Exercise.
Set the listing down unchanged, minus every embedded image.

(Dataset items)
##############################

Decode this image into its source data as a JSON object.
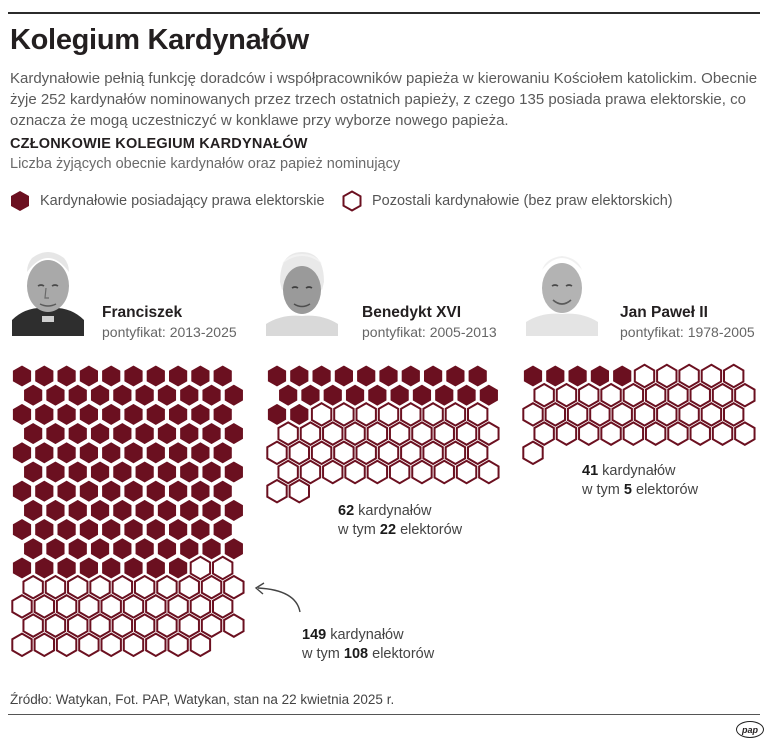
{
  "title": "Kolegium Kardynałów",
  "intro": "Kardynałowie pełnią funkcję doradców i współpracowników papieża w kierowaniu Kościołem katolickim. Obecnie żyje 252 kardynałów nominowanych przez trzech ostatnich papieży, z czego 135 posiada prawa elektorskie, co oznacza że mogą uczestniczyć w konklawe przy wyborze nowego papieża.",
  "section": {
    "title": "CZŁONKOWIE KOLEGIUM KARDYNAŁÓW",
    "subtitle": "Liczba żyjących obecnie kardynałów oraz papież nominujący"
  },
  "legend": {
    "electors": "Kardynałowie posiadający prawa elektorskie",
    "others": "Pozostali kardynałowie (bez praw elektorskich)"
  },
  "popes": [
    {
      "name": "Franciszek",
      "term": "pontyfikat: 2013-2025",
      "total": "149",
      "total_suffix": "kardynałów",
      "electors_prefix": "w tym",
      "electors": "108",
      "electors_suffix": "elektorów"
    },
    {
      "name": "Benedykt XVI",
      "term": "pontyfikat: 2005-2013",
      "total": "62",
      "total_suffix": "kardynałów",
      "electors_prefix": "w tym",
      "electors": "22",
      "electors_suffix": "elektorów"
    },
    {
      "name": "Jan Paweł II",
      "term": "pontyfikat: 1978-2005",
      "total": "41",
      "total_suffix": "kardynałów",
      "electors_prefix": "w tym",
      "electors": "5",
      "electors_suffix": "elektorów"
    }
  ],
  "source": "Źródło: Watykan, Fot. PAP, Watykan, stan na 22 kwietnia 2025 r.",
  "logo": "pap",
  "colors": {
    "elector": "#6b1020",
    "other_stroke": "#6b1020",
    "other_fill": "#ffffff"
  },
  "chart_data": {
    "type": "bar",
    "categories": [
      "Franciszek",
      "Benedykt XVI",
      "Jan Paweł II"
    ],
    "series": [
      {
        "name": "Kardynałowie posiadający prawa elektorskie",
        "values": [
          108,
          22,
          5
        ]
      },
      {
        "name": "Pozostali kardynałowie (bez praw elektorskich)",
        "values": [
          41,
          40,
          36
        ]
      }
    ],
    "totals": [
      149,
      62,
      41
    ],
    "unit": "one hexagon per cardinal"
  }
}
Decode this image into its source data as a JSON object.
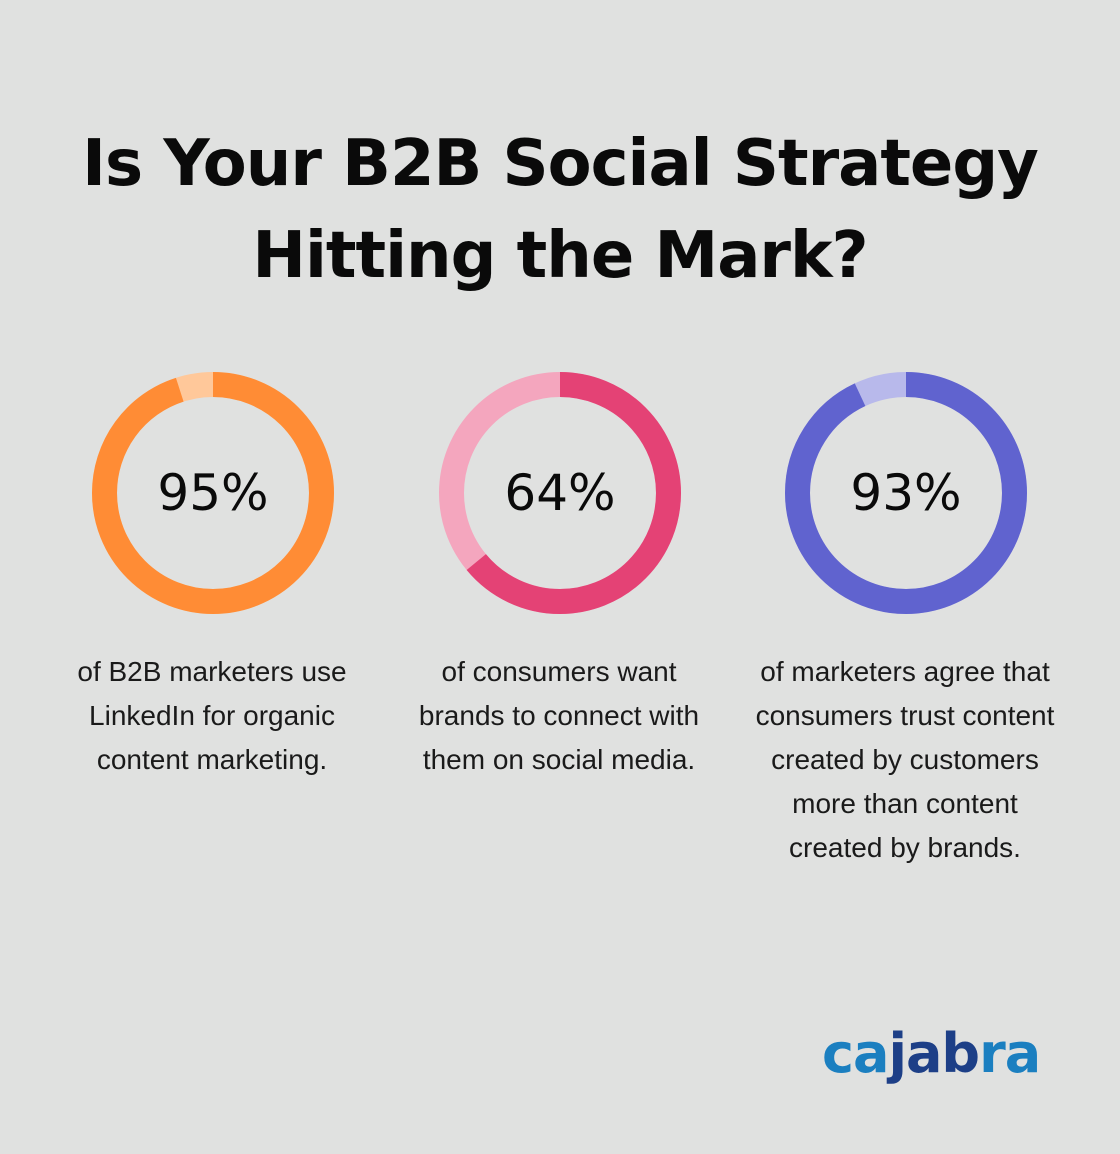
{
  "title": {
    "line1": "Is Your B2B Social Strategy",
    "line2": "Hitting the Mark?"
  },
  "stats": [
    {
      "value": "95%",
      "percent": 95,
      "color": "#ff8c35",
      "track_color": "#ffc89a",
      "description": "of B2B marketers use LinkedIn for organic content marketing."
    },
    {
      "value": "64%",
      "percent": 64,
      "color": "#e44275",
      "track_color": "#f4a6be",
      "description": "of consumers want brands to connect with them on social media."
    },
    {
      "value": "93%",
      "percent": 93,
      "color": "#6063cf",
      "track_color": "#b8b9eb",
      "description": "of marketers agree that consumers trust content created by customers more than content created by brands."
    }
  ],
  "logo": {
    "part1": "ca",
    "part2": "jab",
    "part3": "ra",
    "light_color": "#1b7fc0",
    "dark_color": "#1d3f87"
  },
  "chart_data": {
    "type": "pie",
    "title": "Is Your B2B Social Strategy Hitting the Mark?",
    "categories": [
      "B2B marketers using LinkedIn for organic content marketing",
      "Consumers wanting brands to connect with them on social media",
      "Marketers agreeing consumers trust customer-created content more than brand-created content"
    ],
    "values": [
      95,
      64,
      93
    ],
    "unit": "%",
    "style": "donut"
  }
}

##############################

Exercise answer.
Decode this image into its source data as a JSON object.
{
  "title": "Kolegium Kardynałów",
  "intro": "Kardynałowie pełnią funkcję doradców i współpracowników papieża w kierowaniu Kościołem katolickim. Obecnie żyje 252 kardynałów nominowanych przez trzech ostatnich papieży, z czego 135 posiada prawa elektorskie, co oznacza że mogą uczestniczyć w konklawe przy wyborze nowego papieża.",
  "section": {
    "title": "CZŁONKOWIE KOLEGIUM KARDYNAŁÓW",
    "subtitle": "Liczba żyjących obecnie kardynałów oraz papież nominujący"
  },
  "legend": {
    "electors": "Kardynałowie posiadający prawa elektorskie",
    "others": "Pozostali kardynałowie (bez praw elektorskich)"
  },
  "popes": [
    {
      "name": "Franciszek",
      "term": "pontyfikat: 2013-2025",
      "total": "149",
      "total_suffix": "kardynałów",
      "electors_prefix": "w tym",
      "electors": "108",
      "electors_suffix": "elektorów"
    },
    {
      "name": "Benedykt XVI",
      "term": "pontyfikat: 2005-2013",
      "total": "62",
      "total_suffix": "kardynałów",
      "electors_prefix": "w tym",
      "electors": "22",
      "electors_suffix": "elektorów"
    },
    {
      "name": "Jan Paweł II",
      "term": "pontyfikat: 1978-2005",
      "total": "41",
      "total_suffix": "kardynałów",
      "electors_prefix": "w tym",
      "electors": "5",
      "electors_suffix": "elektorów"
    }
  ],
  "source": "Źródło: Watykan, Fot. PAP, Watykan, stan na 22 kwietnia 2025 r.",
  "logo": "pap",
  "colors": {
    "elector": "#6b1020",
    "other_stroke": "#6b1020",
    "other_fill": "#ffffff"
  },
  "chart_data": {
    "type": "bar",
    "categories": [
      "Franciszek",
      "Benedykt XVI",
      "Jan Paweł II"
    ],
    "series": [
      {
        "name": "Kardynałowie posiadający prawa elektorskie",
        "values": [
          108,
          22,
          5
        ]
      },
      {
        "name": "Pozostali kardynałowie (bez praw elektorskich)",
        "values": [
          41,
          40,
          36
        ]
      }
    ],
    "totals": [
      149,
      62,
      41
    ],
    "unit": "one hexagon per cardinal"
  }
}
Decode this image into its source data as a JSON object.
{
  "title": {
    "line1": "Is Your B2B Social Strategy",
    "line2": "Hitting the Mark?"
  },
  "stats": [
    {
      "value": "95%",
      "percent": 95,
      "color": "#ff8c35",
      "track_color": "#ffc89a",
      "description": "of B2B marketers use LinkedIn for organic content marketing."
    },
    {
      "value": "64%",
      "percent": 64,
      "color": "#e44275",
      "track_color": "#f4a6be",
      "description": "of consumers want brands to connect with them on social media."
    },
    {
      "value": "93%",
      "percent": 93,
      "color": "#6063cf",
      "track_color": "#b8b9eb",
      "description": "of marketers agree that consumers trust content created by customers more than content created by brands."
    }
  ],
  "logo": {
    "part1": "ca",
    "part2": "jab",
    "part3": "ra",
    "light_color": "#1b7fc0",
    "dark_color": "#1d3f87"
  },
  "chart_data": {
    "type": "pie",
    "title": "Is Your B2B Social Strategy Hitting the Mark?",
    "categories": [
      "B2B marketers using LinkedIn for organic content marketing",
      "Consumers wanting brands to connect with them on social media",
      "Marketers agreeing consumers trust customer-created content more than brand-created content"
    ],
    "values": [
      95,
      64,
      93
    ],
    "unit": "%",
    "style": "donut"
  }
}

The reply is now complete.